[WHAT TO PRODUCE] Locate the lines where "text" occurs and copy them as they stand.

%%

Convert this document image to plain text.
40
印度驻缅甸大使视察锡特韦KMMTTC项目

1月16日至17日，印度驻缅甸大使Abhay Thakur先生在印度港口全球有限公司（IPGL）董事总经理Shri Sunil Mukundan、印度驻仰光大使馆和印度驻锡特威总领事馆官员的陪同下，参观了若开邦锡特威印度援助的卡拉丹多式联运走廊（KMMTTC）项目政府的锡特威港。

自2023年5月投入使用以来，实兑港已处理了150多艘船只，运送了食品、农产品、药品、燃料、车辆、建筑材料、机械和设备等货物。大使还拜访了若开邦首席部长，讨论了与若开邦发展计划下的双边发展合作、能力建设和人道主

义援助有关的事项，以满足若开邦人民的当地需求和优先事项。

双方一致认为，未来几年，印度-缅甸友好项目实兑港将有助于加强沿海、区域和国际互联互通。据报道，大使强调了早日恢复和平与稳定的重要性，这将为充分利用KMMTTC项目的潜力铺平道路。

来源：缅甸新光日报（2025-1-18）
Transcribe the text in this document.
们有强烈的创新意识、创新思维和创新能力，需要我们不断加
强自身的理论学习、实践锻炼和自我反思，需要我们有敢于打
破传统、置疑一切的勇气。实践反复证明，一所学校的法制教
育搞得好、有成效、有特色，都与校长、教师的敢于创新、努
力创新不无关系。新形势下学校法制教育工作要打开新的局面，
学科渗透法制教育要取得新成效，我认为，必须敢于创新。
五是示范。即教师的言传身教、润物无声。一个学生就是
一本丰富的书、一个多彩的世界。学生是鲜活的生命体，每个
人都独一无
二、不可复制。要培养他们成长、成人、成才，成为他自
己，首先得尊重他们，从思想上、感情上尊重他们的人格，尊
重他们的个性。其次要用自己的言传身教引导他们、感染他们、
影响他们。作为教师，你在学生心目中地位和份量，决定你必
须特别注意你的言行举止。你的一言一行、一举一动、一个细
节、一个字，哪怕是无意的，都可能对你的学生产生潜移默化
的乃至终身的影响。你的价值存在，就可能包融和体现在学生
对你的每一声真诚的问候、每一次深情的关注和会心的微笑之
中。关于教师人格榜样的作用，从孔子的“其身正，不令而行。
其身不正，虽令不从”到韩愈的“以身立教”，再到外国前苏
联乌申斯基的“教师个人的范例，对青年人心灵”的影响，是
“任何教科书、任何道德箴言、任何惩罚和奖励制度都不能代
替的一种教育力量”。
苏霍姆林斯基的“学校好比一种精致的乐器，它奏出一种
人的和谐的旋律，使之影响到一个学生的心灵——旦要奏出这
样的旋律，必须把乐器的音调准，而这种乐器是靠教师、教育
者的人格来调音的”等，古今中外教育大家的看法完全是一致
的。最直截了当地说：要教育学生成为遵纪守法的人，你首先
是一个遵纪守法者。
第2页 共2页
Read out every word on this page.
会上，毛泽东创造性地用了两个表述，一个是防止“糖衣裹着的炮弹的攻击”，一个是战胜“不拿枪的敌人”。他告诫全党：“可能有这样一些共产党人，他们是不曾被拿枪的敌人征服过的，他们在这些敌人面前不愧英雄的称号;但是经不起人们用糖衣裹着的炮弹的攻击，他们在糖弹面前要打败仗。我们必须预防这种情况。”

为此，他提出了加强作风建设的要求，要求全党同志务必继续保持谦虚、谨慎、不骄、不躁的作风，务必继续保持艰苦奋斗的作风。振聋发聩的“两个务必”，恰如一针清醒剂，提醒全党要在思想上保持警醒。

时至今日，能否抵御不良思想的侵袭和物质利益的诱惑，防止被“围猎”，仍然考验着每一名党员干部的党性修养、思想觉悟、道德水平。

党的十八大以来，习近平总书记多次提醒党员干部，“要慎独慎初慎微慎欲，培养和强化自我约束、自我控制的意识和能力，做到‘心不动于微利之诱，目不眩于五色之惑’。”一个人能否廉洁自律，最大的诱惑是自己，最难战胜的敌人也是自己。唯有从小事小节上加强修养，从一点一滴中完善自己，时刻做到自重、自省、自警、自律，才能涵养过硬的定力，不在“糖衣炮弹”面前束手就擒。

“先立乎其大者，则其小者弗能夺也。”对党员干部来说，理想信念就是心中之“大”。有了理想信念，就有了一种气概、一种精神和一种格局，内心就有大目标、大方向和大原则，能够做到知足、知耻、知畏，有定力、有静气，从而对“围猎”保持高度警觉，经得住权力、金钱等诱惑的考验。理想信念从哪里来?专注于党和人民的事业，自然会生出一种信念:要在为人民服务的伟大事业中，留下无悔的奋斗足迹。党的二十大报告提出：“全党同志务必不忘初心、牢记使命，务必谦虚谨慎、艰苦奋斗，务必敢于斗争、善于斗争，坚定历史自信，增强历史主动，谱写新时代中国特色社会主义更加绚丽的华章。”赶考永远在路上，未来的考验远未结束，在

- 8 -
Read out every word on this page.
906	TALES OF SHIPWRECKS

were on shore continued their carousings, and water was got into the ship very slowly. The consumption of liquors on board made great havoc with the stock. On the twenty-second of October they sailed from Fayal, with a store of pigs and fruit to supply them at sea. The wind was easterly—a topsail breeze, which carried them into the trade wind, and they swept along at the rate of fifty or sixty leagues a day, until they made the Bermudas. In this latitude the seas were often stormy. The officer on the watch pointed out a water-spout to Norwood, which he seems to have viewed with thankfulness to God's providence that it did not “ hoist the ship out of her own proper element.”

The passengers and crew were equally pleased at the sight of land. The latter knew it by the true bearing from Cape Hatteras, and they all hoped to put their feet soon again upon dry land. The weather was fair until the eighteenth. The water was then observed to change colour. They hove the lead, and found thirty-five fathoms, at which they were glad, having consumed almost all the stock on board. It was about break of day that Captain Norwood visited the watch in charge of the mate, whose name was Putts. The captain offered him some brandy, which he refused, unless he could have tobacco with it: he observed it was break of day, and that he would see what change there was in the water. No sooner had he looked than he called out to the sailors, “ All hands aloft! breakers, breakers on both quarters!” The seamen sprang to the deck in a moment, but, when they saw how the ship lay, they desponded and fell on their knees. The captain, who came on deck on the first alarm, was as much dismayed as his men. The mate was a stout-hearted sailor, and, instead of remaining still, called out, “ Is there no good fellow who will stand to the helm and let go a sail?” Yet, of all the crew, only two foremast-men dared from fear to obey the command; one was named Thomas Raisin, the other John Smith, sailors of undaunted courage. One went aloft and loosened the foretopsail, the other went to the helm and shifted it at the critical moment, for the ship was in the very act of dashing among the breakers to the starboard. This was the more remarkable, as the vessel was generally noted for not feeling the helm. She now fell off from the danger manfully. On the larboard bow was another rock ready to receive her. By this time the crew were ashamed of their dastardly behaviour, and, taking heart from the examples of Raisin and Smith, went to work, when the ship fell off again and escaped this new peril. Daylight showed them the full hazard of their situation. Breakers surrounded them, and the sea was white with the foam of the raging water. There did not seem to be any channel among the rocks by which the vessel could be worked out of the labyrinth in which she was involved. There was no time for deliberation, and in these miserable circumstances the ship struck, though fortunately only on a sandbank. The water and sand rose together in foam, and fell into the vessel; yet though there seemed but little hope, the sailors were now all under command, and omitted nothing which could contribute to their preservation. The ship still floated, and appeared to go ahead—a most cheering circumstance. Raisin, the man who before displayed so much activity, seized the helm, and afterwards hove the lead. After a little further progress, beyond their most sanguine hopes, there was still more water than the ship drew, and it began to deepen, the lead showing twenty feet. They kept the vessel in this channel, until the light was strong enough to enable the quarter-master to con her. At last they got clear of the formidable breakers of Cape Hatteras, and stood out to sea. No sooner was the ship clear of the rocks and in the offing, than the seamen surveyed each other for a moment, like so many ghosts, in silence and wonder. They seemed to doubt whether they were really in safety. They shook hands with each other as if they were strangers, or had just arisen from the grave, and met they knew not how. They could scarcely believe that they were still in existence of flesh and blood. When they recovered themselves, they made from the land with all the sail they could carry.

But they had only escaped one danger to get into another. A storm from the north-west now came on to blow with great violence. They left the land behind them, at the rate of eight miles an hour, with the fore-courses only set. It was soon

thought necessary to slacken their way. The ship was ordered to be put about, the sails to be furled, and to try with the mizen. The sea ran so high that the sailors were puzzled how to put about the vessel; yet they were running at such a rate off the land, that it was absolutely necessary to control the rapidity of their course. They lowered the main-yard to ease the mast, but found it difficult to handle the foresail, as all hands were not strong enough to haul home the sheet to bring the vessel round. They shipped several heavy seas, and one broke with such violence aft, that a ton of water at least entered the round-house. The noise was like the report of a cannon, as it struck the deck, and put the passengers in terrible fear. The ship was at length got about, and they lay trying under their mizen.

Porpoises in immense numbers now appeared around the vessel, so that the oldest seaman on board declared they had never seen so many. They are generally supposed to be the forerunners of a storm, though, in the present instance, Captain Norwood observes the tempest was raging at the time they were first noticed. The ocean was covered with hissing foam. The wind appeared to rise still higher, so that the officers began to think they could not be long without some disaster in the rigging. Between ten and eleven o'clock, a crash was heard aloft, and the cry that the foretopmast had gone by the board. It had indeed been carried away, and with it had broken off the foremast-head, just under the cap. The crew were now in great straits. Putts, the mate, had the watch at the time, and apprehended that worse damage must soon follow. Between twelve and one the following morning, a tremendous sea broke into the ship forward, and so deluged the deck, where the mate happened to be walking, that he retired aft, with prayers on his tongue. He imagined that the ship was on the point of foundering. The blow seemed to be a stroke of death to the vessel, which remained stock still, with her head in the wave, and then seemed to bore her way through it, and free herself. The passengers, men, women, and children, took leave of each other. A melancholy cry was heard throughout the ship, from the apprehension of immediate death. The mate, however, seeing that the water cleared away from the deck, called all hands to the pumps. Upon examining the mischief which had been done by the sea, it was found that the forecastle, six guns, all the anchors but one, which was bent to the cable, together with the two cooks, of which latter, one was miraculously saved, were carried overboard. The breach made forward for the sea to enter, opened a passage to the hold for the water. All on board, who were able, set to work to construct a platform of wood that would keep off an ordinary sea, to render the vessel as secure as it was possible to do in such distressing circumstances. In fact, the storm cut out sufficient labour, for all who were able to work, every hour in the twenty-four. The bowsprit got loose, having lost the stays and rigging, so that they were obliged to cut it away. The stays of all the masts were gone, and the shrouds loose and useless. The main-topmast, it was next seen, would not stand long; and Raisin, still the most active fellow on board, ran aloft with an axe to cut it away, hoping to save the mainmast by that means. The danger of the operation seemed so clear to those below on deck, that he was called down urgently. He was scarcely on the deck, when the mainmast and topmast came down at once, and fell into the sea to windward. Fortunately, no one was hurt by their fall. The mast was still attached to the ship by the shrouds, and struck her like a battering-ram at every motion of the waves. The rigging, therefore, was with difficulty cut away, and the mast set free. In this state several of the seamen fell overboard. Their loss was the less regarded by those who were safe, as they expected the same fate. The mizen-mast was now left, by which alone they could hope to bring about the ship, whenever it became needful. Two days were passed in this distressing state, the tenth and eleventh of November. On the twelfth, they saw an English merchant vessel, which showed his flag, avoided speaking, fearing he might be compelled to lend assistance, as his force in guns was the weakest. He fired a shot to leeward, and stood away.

%%

[OUTPUT OF THE TASK]
Convert this document image to plain text.
Transcribe the text in this document.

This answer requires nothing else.